• What to work on:
Return each line that holds the word "marker".

-- start Data listing --

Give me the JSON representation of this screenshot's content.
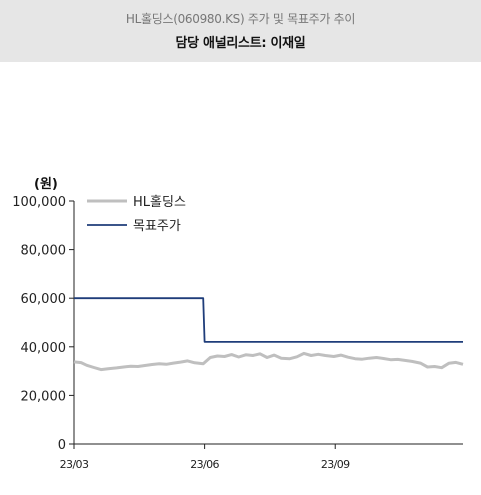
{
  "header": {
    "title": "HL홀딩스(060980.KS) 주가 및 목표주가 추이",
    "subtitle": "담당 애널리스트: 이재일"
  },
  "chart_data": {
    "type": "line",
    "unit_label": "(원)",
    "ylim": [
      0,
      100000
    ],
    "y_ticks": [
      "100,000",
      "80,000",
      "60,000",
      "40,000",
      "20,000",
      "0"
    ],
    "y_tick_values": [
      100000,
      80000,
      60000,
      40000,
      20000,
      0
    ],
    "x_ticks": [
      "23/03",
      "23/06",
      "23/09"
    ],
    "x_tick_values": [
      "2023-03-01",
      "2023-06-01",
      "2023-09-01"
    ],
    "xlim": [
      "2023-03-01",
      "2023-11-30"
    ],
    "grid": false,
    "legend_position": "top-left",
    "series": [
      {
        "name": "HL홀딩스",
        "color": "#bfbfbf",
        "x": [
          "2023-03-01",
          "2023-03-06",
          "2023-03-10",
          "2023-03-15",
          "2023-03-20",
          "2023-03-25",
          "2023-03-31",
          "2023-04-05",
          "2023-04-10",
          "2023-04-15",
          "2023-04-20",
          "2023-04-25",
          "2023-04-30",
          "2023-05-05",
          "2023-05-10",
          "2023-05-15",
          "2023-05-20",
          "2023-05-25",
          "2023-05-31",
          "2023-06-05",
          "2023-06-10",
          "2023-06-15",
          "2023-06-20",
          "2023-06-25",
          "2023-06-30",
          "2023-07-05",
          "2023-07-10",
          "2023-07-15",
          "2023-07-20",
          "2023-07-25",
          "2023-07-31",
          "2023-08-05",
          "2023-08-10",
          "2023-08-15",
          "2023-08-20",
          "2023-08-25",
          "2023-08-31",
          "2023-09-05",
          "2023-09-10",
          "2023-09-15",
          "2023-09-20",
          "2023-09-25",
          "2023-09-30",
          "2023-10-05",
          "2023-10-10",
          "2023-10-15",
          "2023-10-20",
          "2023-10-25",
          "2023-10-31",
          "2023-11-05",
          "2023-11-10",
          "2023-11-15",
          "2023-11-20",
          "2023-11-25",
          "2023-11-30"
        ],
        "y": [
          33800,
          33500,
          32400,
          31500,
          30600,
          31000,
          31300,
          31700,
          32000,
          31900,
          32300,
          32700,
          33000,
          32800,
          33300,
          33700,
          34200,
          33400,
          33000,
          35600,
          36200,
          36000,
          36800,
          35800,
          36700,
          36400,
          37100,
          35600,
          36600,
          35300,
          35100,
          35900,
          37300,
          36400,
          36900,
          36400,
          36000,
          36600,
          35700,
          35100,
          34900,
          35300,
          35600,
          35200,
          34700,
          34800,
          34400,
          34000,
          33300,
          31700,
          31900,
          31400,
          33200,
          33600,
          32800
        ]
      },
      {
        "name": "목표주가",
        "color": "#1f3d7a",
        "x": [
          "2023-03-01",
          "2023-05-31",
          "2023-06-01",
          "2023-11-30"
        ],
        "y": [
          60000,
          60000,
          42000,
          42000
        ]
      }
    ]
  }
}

-- end Data listing --
-- start Data listing --

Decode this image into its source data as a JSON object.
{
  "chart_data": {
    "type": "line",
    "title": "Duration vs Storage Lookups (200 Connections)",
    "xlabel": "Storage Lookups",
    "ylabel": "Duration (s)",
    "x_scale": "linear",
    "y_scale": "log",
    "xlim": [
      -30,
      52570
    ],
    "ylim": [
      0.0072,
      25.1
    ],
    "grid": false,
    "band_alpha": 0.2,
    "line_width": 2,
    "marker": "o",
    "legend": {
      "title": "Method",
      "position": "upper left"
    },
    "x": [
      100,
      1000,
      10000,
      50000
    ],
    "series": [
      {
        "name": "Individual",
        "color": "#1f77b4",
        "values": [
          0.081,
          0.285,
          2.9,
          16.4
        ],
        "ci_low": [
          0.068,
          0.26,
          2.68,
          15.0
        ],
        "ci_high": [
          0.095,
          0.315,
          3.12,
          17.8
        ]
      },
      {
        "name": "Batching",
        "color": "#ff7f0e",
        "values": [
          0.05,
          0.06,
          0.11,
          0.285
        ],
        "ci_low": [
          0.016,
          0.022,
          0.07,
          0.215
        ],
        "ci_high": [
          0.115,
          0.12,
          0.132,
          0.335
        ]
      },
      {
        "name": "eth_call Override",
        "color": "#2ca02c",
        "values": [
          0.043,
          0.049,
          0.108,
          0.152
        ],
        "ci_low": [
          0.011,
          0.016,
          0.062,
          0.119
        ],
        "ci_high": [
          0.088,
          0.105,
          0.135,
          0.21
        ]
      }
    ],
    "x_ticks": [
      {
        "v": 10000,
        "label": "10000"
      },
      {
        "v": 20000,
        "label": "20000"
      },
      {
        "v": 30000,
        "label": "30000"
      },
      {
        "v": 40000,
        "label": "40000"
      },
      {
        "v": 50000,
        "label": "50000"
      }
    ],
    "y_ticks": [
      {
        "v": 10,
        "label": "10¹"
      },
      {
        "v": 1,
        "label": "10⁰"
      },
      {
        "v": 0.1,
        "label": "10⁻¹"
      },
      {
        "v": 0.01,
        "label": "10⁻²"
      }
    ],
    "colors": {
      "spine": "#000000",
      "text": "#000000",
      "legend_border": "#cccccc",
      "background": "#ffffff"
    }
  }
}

-- end Data listing --
-- start Data listing --

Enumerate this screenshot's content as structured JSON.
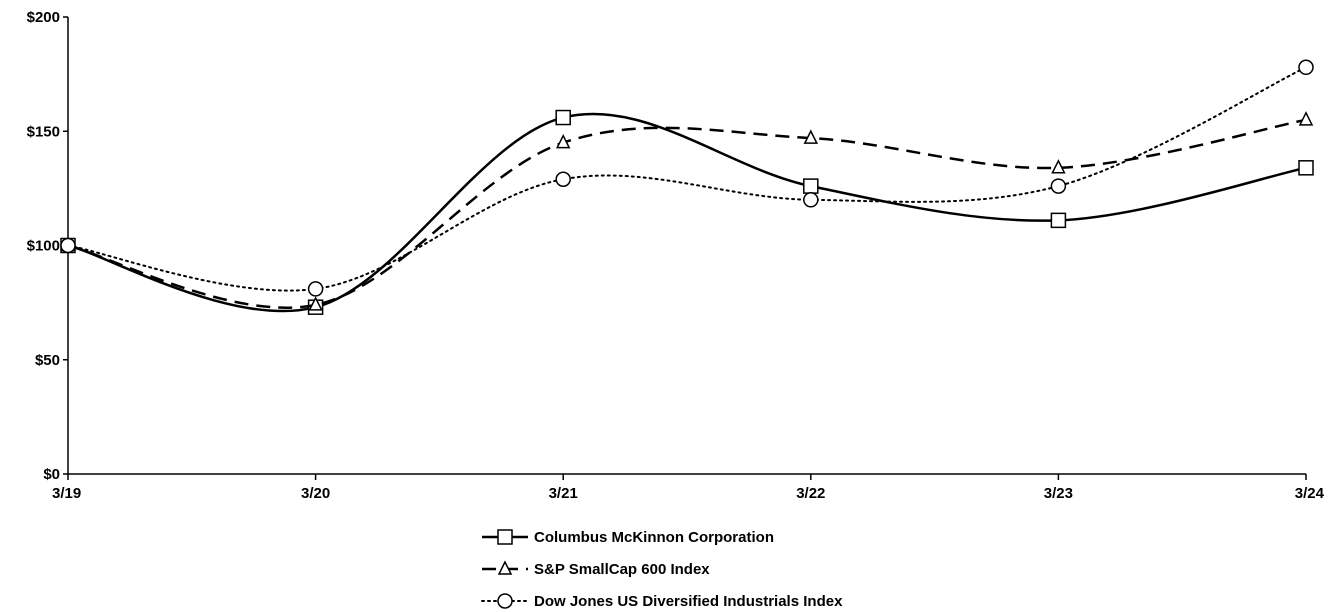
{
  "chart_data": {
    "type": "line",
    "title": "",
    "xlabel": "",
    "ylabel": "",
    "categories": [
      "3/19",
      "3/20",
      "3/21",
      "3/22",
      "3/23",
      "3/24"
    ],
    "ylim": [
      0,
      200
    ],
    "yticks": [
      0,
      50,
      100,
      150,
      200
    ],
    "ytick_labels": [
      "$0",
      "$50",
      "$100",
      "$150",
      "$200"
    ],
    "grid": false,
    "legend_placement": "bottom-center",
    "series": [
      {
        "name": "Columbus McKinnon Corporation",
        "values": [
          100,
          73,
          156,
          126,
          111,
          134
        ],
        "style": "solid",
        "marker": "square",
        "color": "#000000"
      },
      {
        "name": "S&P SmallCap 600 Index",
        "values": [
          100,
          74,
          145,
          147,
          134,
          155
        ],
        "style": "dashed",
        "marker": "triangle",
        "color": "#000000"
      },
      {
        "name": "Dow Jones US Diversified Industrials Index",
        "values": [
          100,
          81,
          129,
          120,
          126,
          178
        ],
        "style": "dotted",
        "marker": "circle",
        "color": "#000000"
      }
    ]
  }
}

-- end Data listing --

• Solution below:
    "marker": "o",
        "marker": "square",
        "marker": "triangle",
        "marker": "circle",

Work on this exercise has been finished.